▸ **OBJECTIVE**: Scan the records below. List lines holding "this".
-- BEGIN PROVIDED RECORDS --
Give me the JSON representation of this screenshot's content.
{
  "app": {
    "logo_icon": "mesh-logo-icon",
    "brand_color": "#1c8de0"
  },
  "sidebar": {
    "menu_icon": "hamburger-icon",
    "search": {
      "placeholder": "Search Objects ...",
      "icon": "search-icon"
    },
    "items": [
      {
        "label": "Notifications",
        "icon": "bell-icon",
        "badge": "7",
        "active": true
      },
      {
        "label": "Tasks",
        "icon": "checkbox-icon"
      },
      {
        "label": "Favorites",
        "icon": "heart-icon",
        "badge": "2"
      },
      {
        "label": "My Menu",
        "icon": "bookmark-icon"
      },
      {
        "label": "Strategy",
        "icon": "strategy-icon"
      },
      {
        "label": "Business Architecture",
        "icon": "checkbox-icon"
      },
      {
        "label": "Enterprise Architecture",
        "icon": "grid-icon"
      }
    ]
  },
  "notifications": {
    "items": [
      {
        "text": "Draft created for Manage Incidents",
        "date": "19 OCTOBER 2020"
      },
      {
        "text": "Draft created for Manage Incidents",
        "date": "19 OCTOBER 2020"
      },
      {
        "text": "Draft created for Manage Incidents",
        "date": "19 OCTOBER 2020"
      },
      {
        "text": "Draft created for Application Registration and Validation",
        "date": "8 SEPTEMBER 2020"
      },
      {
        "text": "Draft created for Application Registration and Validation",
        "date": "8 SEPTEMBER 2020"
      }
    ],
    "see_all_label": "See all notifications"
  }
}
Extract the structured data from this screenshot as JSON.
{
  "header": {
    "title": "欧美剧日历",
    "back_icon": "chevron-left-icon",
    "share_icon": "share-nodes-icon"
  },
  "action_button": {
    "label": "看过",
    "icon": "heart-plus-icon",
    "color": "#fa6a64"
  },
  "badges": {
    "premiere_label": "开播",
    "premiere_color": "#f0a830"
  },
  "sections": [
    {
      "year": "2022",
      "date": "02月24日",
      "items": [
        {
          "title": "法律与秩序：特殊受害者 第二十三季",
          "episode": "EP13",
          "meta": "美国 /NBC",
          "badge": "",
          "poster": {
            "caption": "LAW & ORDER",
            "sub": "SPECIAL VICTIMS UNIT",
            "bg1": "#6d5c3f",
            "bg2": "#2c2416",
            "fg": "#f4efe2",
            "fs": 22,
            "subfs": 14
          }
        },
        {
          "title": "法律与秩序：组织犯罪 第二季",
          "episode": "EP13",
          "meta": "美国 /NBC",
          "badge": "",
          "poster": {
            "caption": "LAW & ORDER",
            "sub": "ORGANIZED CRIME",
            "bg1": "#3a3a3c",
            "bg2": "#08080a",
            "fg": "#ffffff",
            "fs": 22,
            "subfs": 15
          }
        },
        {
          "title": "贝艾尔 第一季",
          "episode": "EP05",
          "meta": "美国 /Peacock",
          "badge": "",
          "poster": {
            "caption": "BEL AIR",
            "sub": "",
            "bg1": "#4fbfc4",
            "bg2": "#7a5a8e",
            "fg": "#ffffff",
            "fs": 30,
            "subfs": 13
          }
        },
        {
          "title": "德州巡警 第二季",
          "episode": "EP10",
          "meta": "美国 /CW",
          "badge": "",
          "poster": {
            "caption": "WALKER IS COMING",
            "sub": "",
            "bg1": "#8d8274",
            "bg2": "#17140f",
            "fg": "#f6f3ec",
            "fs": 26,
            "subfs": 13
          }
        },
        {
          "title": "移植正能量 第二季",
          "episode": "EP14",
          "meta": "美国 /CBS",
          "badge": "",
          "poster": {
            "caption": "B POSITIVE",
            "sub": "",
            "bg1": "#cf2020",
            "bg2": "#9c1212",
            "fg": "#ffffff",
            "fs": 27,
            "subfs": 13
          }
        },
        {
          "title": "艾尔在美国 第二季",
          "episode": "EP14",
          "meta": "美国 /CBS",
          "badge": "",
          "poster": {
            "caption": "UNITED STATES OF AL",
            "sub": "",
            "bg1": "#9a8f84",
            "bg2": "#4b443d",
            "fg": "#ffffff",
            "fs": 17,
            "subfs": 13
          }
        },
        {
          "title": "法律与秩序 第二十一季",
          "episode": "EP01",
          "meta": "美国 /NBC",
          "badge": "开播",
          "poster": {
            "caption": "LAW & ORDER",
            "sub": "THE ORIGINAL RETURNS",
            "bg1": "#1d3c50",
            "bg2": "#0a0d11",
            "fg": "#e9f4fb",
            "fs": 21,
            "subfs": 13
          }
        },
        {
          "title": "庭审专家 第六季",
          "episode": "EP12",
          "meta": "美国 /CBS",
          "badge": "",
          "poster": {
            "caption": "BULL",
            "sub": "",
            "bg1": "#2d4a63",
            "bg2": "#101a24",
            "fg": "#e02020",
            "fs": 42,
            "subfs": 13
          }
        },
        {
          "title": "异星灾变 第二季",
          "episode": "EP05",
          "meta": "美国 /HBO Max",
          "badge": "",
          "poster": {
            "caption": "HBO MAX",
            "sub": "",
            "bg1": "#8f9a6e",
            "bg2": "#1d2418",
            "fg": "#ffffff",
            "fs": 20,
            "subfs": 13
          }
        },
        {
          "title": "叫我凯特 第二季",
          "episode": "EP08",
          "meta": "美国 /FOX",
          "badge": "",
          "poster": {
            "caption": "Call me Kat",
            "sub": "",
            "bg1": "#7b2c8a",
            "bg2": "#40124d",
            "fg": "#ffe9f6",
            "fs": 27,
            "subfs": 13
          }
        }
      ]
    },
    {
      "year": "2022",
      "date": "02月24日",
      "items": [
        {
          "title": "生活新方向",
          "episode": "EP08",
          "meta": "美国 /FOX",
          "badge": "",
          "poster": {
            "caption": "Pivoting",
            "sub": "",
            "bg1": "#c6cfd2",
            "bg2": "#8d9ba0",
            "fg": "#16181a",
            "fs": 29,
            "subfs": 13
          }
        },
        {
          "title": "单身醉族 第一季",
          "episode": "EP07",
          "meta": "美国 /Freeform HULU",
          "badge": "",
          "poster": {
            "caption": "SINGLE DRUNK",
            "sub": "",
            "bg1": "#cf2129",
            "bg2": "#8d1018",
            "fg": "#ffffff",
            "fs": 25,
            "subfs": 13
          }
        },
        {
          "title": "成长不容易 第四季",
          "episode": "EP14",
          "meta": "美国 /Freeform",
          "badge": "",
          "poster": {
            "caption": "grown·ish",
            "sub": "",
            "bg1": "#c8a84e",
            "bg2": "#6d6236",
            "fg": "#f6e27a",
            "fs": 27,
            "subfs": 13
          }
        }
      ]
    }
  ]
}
-- END PROVIDED RECORDS --
-- BEGIN PROVIDED RECORDS --
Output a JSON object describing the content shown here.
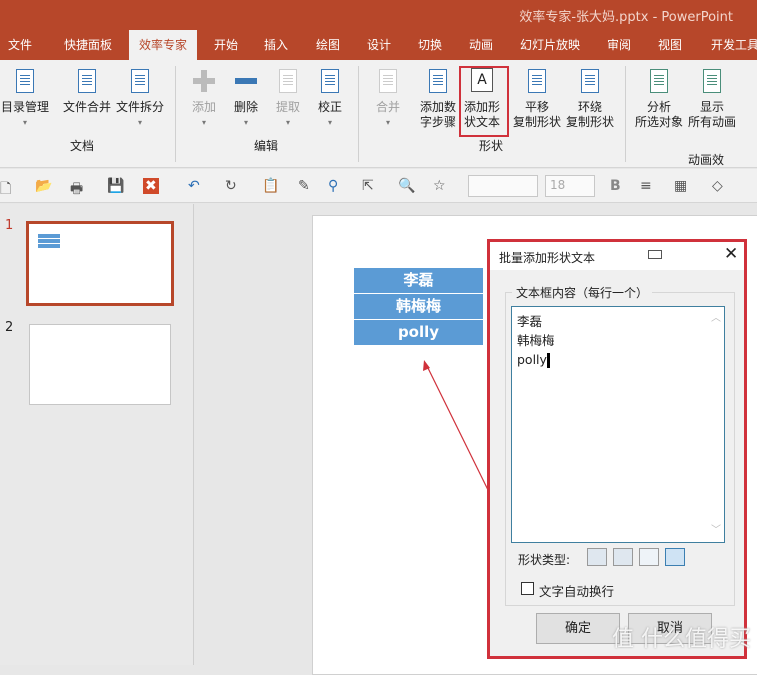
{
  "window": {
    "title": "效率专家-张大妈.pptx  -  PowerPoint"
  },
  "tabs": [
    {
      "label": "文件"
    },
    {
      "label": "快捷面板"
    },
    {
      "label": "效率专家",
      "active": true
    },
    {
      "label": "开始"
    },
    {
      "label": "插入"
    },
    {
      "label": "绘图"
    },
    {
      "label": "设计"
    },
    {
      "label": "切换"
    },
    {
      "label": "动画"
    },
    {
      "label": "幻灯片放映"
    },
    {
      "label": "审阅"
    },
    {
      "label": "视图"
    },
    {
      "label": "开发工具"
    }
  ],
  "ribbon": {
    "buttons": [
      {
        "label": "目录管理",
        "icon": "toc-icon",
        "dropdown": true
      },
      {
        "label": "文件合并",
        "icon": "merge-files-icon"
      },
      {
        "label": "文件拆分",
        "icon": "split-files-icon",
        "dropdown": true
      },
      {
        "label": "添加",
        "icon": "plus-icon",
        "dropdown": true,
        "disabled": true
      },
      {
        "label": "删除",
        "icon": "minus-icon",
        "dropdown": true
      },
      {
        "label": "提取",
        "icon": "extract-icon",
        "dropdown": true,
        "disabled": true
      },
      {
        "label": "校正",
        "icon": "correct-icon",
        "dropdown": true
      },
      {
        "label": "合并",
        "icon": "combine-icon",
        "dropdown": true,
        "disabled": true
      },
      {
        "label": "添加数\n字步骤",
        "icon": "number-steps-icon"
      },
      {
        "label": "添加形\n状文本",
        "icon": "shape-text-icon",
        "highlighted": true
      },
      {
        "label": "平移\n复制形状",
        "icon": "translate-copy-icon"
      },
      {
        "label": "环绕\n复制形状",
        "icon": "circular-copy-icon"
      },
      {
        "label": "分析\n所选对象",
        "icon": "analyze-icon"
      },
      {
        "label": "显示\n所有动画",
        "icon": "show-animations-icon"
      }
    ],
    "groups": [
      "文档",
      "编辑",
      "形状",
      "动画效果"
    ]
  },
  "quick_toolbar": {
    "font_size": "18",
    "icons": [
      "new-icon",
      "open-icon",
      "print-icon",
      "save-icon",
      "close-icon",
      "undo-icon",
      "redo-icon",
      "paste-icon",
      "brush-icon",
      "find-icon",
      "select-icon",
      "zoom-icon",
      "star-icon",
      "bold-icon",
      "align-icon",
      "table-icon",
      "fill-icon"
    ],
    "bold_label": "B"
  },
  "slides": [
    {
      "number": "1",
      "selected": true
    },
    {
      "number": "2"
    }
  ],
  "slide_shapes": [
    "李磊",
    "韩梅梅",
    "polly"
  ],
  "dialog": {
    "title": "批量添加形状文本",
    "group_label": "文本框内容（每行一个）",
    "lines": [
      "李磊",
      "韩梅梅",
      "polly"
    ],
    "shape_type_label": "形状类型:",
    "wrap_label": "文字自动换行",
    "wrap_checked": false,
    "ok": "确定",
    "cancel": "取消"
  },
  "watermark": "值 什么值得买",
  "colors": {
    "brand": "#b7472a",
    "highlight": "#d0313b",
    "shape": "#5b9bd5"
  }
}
-- END PROVIDED RECORDS --
▸ **CORRECT RESPONSE**:
Give me the JSON representation of this screenshot's content.
Extract the structured data from this screenshot as JSON.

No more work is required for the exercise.